◆ REQUIREMENTS
Take every line from the listing below that includes "this" and copy it.

◆ INPUT RECORDS
------------------------------

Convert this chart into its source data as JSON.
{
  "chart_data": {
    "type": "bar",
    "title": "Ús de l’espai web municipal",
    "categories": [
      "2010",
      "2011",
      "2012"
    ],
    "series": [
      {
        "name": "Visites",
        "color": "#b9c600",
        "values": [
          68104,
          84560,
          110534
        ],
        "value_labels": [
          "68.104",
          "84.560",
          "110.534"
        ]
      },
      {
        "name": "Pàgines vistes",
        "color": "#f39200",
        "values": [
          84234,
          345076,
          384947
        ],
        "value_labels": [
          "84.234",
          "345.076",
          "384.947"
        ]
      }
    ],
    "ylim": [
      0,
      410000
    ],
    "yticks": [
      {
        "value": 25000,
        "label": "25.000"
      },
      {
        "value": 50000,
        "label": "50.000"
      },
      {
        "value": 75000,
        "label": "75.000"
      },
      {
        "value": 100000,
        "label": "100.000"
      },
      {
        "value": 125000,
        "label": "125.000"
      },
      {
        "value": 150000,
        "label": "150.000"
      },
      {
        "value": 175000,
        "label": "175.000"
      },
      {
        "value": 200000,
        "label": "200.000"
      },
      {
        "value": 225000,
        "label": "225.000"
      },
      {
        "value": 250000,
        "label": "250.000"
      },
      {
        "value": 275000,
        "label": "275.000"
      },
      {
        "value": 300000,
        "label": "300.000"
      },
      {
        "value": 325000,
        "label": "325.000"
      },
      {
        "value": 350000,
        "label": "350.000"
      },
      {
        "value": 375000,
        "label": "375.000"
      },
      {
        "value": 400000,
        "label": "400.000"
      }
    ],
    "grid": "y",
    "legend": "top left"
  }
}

------------------------------

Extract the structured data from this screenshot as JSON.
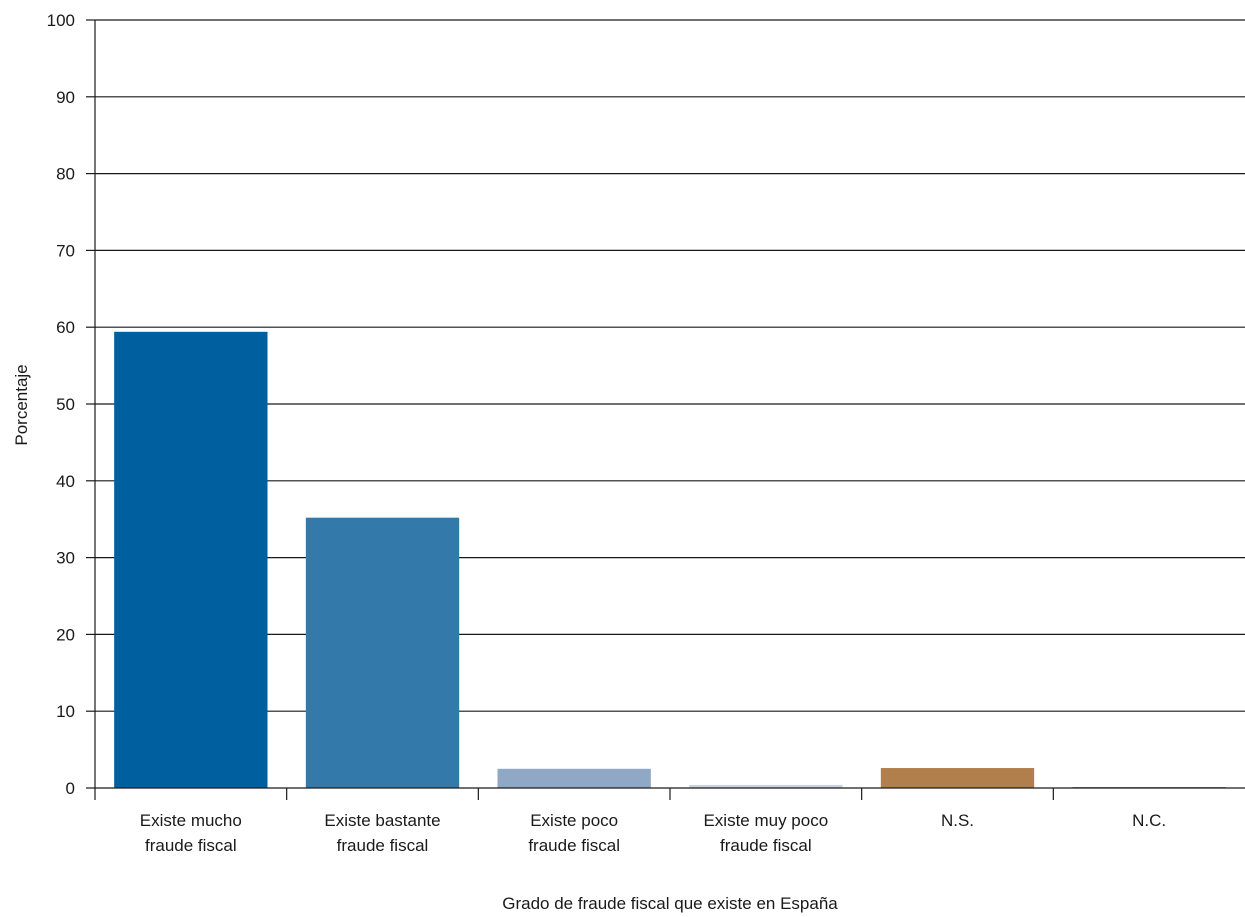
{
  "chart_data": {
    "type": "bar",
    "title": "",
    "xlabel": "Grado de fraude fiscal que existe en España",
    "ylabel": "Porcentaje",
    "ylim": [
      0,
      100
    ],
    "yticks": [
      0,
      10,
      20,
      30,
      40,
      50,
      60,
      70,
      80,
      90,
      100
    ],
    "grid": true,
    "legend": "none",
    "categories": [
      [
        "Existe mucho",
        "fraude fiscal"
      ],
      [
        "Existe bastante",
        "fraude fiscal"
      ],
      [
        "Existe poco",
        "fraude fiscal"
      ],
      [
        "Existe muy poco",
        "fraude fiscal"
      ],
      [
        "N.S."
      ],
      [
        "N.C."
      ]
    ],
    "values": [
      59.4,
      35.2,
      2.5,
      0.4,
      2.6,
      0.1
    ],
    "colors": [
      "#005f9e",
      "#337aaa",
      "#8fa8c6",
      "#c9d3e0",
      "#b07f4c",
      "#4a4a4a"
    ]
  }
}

------------------------------

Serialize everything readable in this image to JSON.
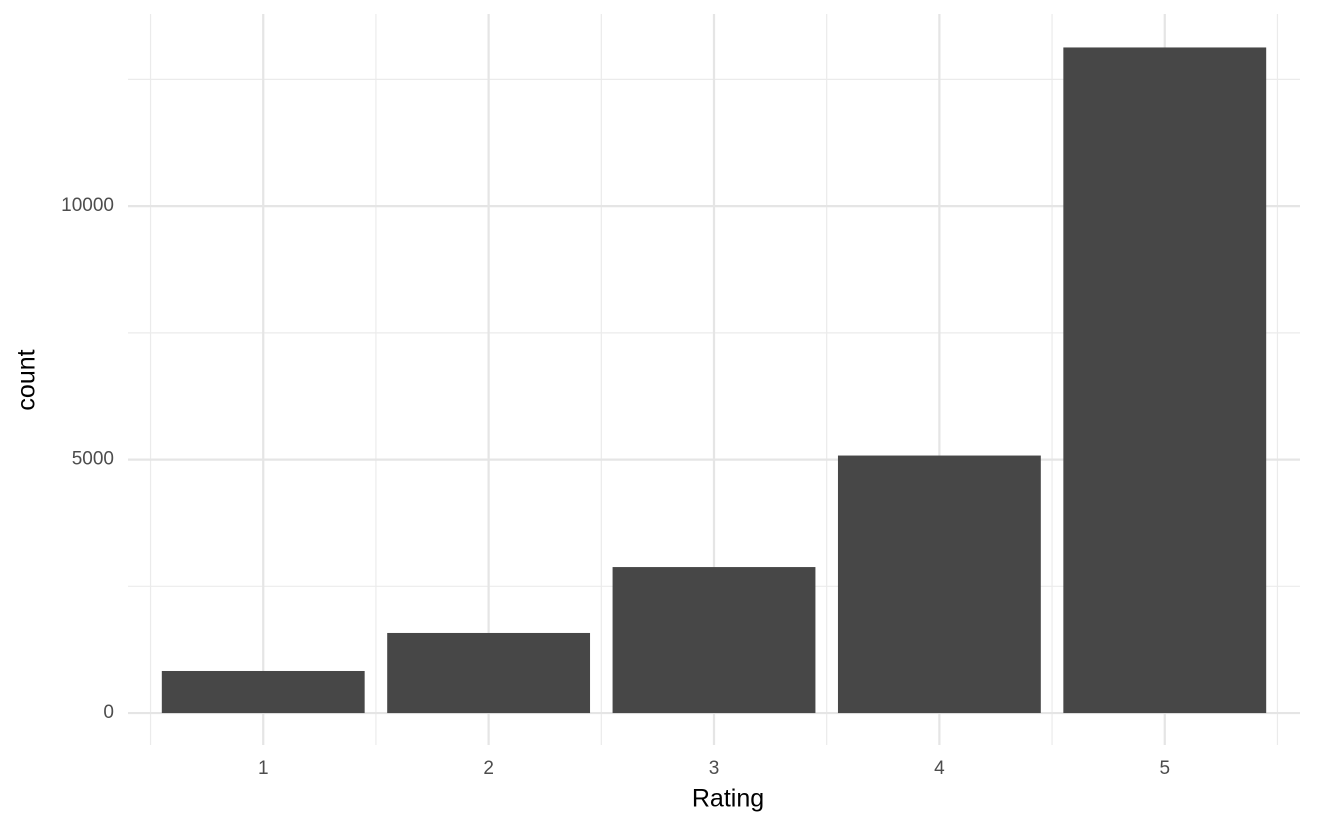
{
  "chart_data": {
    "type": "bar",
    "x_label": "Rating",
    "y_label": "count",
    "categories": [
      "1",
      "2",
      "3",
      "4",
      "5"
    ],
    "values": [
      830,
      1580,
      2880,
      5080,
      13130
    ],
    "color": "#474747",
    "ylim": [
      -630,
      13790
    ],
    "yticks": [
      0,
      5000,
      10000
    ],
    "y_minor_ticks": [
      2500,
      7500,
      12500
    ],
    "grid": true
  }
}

------------------------------

◆ FINAL RESULT
Convert this chart into its source data as JSON.
Extract the structured data from this screenshot as JSON.
Serialize everything readable in this image to JSON.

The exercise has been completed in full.